Sayfa metni:
***
Memleket içinde gizli gizli teşkilâtlanmaya başladılar ve teşebbüslere de giriştiler. İstanbul’da Vatan, Tanin, Tevhid-i Efkar, Son Telgraf Adana’da Abdülkadir Kemali Bey tarafından çıkarılan Tok Söz gibi gazetelerle birleştiler. Bu gazetelerle, bize karşı imzasız yazılarla saldırıya geçtiler.

Memleket kamuoyunda genel bir karışıklık yarattılar. Hakkâri bölgesinde, ordumuzla Nasturî ayaklanmasını bastırmaya çalıştığımız bir sırada, İngiltere de Hükûmet’e bir ültimaton verdi. Meclis’i olağanüstü toplantıya çağırdım.

İngiliz ültimatomuna bilindiği şekilde cevap verdik. Harp ihtimalini göze aldık. İşte sözünü ettiğimiz kimseler, bu sıkıntılı günlerde ve bir yabancı devletin bize hücum edebileceği zamanda, kendilerinin de bize saldırarak hedeflerine kolaylıkla varabilecekleri hayaline kapıldılar. Savaşa hazır bir durumda bulundurmaya mecbur oldukları ordularını başsız bırakıp, daha önce sevmediklerini söyledikleri politika alanına koştular.
***
Belirtilen sorun: Yukarıdaki sayfa metninde adı geçen bütün gazeteleri sıralayın.

Bir koleksiyondan alınmış kayıtlar:
***
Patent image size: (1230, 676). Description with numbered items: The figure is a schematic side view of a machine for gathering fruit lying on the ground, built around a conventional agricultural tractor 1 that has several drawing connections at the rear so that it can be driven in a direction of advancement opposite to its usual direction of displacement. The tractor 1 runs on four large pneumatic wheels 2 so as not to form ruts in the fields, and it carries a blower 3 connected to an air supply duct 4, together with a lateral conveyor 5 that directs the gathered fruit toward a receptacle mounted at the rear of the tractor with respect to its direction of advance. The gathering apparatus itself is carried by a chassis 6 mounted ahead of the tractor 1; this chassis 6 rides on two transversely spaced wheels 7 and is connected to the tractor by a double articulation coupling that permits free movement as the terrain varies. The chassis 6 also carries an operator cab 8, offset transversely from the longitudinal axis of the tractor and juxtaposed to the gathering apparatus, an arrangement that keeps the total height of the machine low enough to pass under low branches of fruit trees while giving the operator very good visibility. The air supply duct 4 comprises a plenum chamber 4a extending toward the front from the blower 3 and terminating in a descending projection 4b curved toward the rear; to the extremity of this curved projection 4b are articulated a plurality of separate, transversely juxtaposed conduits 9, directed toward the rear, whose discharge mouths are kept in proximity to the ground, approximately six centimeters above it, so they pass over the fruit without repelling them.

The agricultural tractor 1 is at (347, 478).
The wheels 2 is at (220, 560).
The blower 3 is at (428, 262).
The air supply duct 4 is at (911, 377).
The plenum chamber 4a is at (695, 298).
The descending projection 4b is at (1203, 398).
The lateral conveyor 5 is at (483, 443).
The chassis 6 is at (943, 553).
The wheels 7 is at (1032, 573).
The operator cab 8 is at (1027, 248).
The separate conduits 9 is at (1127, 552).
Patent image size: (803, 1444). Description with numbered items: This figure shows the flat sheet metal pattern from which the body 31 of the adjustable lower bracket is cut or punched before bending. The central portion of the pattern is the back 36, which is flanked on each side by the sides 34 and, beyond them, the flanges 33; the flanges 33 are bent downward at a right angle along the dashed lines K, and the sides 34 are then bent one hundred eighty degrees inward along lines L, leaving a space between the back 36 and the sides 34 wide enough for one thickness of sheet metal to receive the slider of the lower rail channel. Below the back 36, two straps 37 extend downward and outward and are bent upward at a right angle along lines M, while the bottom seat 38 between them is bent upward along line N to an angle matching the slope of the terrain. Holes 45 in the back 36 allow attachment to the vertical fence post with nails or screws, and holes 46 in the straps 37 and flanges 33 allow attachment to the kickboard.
***
Sorunun çözümü: Sayfa metninde adı geçen gazeteler Vatan, Tanin, Tevhid-i Efkar, Son Telgraf ve Tok Söz'dür.